*** Document segment ***

Improve dns redirection for the self-check

2025-09-01 18:19:12 +00:00 · 2021-11-17 15:43:21 +01:00 · 2021-11-17 15:43:21 +01:00 · 0cd069ac1a
commit 0cd069ac1a
parent 7c6acbd4c6
2 changed files with 11 additions and 5 deletions
--- a/firewall/interception.go
+++ b/firewall/interception.go
@ -340,11 +340,19 @@ func initialHandler(conn *network.Connection, pkt packet.Packet) {
 		// Set tunnel options.
 		setCustomTunnelOptionsForPortmaster(conn)

+		// Redirect outbound DNS packests,
 	case pkt.IsOutbound() &&
 		pkt.Info().DstPort == 53 &&
-		conn.Process().Pid != ownPID &&
+		// that don't match the address of our nameserver,
 		nameserverIPMatcherReady.IsSet() &&
-		!nameserverIPMatcher(pkt.Info().Dst):
+		!nameserverIPMatcher(pkt.Info().Dst) &&
+		// and are not broadcast queries by us.
+		// Context:
+		// - Unicast queries by the resolver are pre-authenticated.
+		// - Unicast qeries by the compat self-check should be redirected.
+		!(conn.Process().Pid == ownPID &&
+			conn.Entity.IPScope == netutils.LocalMulticast):
+
 		// Reroute rogue dns queries back to Portmaster.

*** End of Document segment ***

Return the part of the commit diff between "setCustomTunnelOptionsForPortmaster(conn)" and "resolver are pre-authenticated.", inclusive, copied character for character. The items that come next have no connection to the commit diff.

*** Listed records ***

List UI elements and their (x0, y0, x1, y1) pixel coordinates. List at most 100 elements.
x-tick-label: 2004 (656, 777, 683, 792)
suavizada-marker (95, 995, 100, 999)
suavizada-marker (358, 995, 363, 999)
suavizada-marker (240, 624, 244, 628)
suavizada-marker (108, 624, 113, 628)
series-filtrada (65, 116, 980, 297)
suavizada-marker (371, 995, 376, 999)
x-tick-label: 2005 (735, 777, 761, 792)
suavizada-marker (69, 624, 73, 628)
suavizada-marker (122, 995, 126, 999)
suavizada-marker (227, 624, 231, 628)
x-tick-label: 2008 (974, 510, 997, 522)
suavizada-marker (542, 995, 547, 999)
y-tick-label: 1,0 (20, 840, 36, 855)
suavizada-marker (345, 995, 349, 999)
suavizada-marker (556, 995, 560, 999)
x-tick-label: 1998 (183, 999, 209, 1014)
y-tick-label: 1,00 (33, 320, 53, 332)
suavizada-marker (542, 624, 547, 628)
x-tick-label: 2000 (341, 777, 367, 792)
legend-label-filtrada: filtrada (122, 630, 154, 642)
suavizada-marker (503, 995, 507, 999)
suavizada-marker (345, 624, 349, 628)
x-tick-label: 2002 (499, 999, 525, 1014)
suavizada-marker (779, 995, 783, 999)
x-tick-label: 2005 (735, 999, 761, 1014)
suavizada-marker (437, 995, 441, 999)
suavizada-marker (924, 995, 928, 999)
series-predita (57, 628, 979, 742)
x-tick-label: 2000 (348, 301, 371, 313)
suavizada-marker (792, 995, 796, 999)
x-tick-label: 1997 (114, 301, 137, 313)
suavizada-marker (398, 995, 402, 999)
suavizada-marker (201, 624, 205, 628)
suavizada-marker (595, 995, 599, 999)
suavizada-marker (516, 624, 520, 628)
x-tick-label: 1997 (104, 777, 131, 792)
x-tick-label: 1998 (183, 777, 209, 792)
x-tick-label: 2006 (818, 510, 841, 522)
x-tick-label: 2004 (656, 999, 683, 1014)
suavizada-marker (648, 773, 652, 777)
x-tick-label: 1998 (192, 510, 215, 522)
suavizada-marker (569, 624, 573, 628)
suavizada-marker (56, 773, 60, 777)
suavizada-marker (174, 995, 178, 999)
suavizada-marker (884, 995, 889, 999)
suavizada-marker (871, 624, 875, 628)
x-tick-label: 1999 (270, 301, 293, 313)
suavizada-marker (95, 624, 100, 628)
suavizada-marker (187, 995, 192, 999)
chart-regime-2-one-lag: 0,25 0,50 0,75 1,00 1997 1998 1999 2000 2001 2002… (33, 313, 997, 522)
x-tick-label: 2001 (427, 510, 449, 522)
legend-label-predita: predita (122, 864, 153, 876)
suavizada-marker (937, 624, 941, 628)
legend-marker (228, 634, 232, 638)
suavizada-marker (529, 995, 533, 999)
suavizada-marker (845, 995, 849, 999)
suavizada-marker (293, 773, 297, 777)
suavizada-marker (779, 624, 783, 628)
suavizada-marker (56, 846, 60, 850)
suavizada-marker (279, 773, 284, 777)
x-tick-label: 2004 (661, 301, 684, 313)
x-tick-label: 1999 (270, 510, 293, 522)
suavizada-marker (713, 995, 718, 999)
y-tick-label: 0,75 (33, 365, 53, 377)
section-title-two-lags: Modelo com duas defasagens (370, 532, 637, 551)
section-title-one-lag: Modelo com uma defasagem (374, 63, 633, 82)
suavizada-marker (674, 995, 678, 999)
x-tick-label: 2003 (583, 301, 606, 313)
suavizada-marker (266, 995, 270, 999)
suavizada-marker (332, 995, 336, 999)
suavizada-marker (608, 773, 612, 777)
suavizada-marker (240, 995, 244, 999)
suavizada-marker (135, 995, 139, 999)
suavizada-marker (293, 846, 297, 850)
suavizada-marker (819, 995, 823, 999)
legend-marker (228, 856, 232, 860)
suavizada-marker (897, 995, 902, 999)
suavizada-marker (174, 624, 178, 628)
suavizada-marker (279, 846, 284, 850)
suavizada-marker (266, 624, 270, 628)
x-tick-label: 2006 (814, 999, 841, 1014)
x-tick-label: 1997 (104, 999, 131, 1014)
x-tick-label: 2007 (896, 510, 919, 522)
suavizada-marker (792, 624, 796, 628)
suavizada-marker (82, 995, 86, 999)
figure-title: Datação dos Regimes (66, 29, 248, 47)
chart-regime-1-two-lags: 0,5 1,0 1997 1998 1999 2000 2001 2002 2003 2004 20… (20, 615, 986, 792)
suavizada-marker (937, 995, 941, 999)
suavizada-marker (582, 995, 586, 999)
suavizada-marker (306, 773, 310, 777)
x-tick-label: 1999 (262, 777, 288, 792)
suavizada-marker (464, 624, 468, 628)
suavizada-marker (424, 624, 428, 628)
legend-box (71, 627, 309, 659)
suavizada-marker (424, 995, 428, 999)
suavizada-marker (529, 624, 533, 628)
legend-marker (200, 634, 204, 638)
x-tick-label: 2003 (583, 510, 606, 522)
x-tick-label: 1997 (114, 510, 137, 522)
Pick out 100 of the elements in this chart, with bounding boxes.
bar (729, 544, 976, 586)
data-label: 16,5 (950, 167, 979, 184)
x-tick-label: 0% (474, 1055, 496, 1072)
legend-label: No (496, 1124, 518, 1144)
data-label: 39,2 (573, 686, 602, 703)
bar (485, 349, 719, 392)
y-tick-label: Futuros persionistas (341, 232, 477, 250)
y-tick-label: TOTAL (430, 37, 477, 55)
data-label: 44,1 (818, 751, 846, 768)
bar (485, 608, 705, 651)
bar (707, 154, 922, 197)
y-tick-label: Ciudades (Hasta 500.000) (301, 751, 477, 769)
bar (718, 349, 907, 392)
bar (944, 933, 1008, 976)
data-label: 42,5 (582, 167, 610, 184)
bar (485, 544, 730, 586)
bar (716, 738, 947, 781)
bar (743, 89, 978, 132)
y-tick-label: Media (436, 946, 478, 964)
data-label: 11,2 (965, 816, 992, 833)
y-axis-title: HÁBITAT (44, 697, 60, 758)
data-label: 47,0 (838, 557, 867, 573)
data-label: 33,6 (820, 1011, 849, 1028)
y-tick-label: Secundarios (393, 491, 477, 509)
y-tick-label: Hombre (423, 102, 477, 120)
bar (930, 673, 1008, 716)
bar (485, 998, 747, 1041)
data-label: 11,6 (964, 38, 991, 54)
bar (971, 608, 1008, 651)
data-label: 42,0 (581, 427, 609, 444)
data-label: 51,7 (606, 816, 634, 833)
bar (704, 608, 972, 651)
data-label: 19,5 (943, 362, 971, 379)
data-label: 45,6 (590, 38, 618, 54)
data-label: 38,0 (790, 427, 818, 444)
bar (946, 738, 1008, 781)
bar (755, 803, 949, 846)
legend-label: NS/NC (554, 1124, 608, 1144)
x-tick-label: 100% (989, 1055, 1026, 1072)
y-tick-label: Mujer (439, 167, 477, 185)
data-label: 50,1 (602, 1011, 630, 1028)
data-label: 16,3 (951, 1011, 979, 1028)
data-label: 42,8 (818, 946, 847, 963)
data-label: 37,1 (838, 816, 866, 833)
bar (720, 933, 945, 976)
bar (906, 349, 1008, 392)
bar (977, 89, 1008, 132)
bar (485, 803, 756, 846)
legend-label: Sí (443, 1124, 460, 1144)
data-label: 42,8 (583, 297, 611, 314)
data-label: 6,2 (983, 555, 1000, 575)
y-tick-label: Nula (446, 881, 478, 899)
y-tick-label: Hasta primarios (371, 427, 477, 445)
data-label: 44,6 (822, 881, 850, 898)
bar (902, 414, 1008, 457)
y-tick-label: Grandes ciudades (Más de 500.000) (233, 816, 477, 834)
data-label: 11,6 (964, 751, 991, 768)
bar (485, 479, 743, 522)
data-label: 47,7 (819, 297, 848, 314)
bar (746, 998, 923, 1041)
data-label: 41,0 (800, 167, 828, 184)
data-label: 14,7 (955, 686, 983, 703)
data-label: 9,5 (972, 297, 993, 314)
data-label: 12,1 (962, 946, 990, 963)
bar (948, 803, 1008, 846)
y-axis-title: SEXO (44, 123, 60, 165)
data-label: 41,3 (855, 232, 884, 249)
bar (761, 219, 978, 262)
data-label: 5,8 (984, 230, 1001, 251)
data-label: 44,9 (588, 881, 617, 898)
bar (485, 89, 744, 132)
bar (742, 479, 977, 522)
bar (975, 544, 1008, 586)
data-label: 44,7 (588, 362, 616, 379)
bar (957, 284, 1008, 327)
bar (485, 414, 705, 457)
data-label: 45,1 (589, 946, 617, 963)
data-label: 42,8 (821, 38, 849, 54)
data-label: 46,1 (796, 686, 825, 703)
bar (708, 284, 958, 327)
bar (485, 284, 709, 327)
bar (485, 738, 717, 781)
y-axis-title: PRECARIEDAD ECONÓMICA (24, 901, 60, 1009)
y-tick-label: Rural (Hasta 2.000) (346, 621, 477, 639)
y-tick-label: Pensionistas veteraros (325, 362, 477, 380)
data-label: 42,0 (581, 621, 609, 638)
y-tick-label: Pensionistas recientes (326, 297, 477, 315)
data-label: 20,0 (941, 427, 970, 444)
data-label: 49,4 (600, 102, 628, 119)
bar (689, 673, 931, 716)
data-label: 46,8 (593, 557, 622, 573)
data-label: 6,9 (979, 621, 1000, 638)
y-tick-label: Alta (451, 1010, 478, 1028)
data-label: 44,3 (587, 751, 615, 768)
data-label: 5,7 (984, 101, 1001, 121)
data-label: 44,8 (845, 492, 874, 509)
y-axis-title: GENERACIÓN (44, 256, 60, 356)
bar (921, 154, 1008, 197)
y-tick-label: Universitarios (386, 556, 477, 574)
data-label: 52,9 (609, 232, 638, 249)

*** End of Listed records ***

# Task solution
setCustomTunnelOptionsForPortmaster(conn)

+		// Redirect outbound DNS packests,
 	case pkt.IsOutbound() &&
 		pkt.Info().DstPort == 53 &&
-		conn.Process().Pid != ownPID &&
+		// that don't match the address of our nameserver,
 		nameserverIPMatcherReady.IsSet() &&
-		!nameserverIPMatcher(pkt.Info().Dst):
+		!nameserverIPMatcher(pkt.Info().Dst) &&
+		// and are not broadcast queries by us.
+		// Context:
+		// - Unicast queries by the resolver are pre-authenticated.